WHAT THE EXERCISE ASKS => Reproduce the lines below word for word, keeping every number and every bit of punctuation unchanged.

SOURCE RECORDS =>
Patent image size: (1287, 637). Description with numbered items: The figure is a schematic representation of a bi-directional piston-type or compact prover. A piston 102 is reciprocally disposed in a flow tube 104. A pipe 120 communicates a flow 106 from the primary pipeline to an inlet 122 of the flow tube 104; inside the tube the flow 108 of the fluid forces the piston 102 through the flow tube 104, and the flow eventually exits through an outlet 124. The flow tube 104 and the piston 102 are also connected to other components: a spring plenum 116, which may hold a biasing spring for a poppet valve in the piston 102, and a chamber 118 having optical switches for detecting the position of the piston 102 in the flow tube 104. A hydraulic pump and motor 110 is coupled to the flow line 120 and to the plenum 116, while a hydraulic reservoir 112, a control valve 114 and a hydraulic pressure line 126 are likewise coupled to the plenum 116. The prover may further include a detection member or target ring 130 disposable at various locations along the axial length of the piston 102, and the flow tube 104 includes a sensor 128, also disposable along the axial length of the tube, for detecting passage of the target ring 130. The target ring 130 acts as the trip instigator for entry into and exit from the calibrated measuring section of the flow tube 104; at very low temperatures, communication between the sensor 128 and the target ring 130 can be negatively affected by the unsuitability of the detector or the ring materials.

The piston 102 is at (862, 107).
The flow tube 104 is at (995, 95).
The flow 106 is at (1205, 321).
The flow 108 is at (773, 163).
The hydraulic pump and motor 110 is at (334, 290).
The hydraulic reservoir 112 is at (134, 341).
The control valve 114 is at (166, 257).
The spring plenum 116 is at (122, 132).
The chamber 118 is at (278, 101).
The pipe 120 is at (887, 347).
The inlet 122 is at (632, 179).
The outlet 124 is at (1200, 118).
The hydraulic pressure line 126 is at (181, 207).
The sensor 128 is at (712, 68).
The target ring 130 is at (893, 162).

TASK RESPONSE =>
Patent image size: (1287, 637). Description with numbered items: The figure is a schematic representation of a bi-directional piston-type or compact prover. A piston 102 is reciprocally disposed in a flow tube 104. A pipe 120 communicates a flow 106 from the primary pipeline to an inlet 122 of the flow tube 104; inside the tube the flow 108 of the fluid forces the piston 102 through the flow tube 104, and the flow eventually exits through an outlet 124. The flow tube 104 and the piston 102 are also connected to other components: a spring plenum 116, which may hold a biasing spring for a poppet valve in the piston 102, and a chamber 118 having optical switches for detecting the position of the piston 102 in the flow tube 104. A hydraulic pump and motor 110 is coupled to the flow line 120 and to the plenum 116, while a hydraulic reservoir 112, a control valve 114 and a hydraulic pressure line 126 are likewise coupled to the plenum 116. The prover may further include a detection member or target ring 130 disposable at various locations along the axial length of the piston 102, and the flow tube 104 includes a sensor 128, also disposable along the axial length of the tube, for detecting passage of the target ring 130. The target ring 130 acts as the trip instigator for entry into and exit from the calibrated measuring section of the flow tube 104; at very low temperatures, communication between the sensor 128 and the target ring 130 can be negatively affected by the unsuitability of the detector or the ring materials.

The piston 102 is at (862, 107).
The flow tube 104 is at (995, 95).
The flow 106 is at (1205, 321).
The flow 108 is at (773, 163).
The hydraulic pump and motor 110 is at (334, 290).
The hydraulic reservoir 112 is at (134, 341).
The control valve 114 is at (166, 257).
The spring plenum 116 is at (122, 132).
The chamber 118 is at (278, 101).
The pipe 120 is at (887, 347).
The inlet 122 is at (632, 179).
The outlet 124 is at (1200, 118).
The hydraulic pressure line 126 is at (181, 207).
The sensor 128 is at (712, 68).
The target ring 130 is at (893, 162).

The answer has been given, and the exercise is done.